Stored data:
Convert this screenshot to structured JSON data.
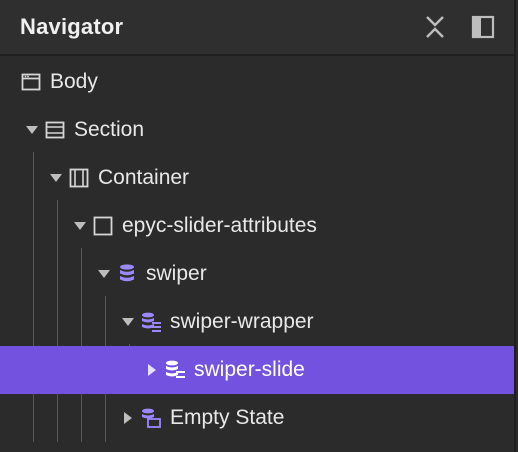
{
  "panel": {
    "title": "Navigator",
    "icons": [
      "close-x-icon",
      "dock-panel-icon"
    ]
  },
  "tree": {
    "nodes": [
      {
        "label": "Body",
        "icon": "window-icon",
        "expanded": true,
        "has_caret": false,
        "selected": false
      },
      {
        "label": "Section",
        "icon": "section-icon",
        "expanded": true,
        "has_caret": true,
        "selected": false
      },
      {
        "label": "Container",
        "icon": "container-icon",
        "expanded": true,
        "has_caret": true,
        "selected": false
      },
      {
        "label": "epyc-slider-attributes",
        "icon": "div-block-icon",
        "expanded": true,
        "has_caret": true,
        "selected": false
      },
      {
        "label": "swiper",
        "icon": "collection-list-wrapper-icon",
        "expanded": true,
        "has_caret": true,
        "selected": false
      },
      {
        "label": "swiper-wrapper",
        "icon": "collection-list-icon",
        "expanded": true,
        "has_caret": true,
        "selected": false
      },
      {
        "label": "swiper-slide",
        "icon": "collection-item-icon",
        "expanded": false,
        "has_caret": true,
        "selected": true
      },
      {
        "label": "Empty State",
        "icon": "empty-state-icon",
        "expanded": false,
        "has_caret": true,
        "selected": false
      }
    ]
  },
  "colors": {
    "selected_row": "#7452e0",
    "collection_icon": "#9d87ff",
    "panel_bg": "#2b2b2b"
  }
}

...

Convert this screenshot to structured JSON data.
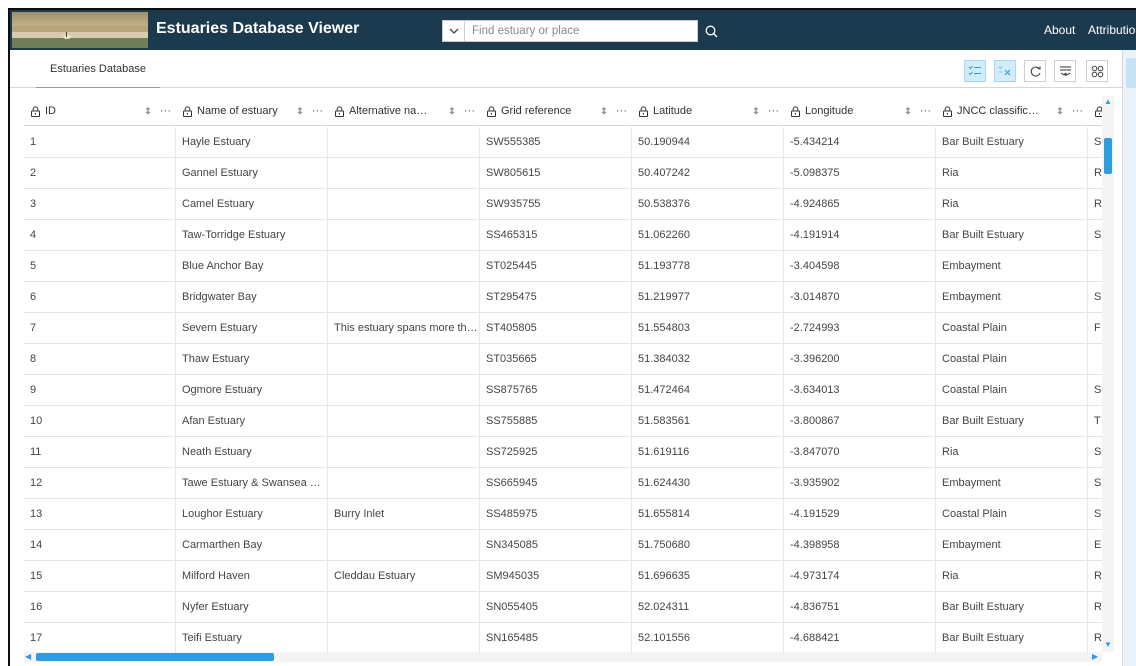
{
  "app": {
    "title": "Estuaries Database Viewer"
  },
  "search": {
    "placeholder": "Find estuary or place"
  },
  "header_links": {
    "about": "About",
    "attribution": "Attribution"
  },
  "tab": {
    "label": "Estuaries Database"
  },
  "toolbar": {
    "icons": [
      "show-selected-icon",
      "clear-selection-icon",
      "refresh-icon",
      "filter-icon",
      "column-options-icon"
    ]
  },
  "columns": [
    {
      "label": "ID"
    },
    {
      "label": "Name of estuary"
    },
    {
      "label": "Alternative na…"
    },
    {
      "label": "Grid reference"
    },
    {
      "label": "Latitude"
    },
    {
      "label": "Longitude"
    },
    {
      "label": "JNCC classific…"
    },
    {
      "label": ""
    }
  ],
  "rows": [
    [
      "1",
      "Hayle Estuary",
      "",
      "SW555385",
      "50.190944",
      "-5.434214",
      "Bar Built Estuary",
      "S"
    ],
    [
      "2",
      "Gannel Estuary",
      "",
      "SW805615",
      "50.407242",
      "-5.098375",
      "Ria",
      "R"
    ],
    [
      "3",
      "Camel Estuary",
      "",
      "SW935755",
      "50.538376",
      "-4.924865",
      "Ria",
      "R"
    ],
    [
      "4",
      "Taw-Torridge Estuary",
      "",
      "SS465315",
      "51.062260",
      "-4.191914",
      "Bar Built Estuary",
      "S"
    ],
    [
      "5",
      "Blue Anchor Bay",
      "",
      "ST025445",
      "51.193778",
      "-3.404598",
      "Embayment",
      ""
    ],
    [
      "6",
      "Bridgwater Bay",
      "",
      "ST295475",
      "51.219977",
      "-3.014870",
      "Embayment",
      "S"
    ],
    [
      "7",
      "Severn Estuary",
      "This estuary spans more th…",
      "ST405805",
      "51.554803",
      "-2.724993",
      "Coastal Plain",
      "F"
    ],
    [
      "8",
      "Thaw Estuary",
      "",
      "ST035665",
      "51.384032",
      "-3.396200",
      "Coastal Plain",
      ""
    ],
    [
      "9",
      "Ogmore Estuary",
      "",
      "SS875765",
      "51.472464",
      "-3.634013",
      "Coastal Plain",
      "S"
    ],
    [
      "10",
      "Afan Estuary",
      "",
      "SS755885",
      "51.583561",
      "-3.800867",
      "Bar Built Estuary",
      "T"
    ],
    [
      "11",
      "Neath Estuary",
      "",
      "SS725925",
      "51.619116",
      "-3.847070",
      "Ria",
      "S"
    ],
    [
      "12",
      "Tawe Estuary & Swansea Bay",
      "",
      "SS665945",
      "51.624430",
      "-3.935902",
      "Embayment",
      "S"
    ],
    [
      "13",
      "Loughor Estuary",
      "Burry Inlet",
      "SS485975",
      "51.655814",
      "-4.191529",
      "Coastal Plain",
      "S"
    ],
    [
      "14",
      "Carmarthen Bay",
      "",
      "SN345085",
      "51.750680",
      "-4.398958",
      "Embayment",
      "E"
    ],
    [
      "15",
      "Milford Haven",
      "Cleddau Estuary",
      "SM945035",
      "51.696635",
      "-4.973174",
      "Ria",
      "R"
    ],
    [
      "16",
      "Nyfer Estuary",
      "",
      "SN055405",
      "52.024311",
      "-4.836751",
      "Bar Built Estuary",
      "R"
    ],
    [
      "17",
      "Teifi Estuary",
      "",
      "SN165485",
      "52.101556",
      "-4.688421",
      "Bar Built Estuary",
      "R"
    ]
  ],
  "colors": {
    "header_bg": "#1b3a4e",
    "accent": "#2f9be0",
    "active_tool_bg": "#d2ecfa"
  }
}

Your objective = Extract from the material all lines containing the string "title".

Complete response =
    "title": "Navigator",
    "title": "Estuaries Database Viewer"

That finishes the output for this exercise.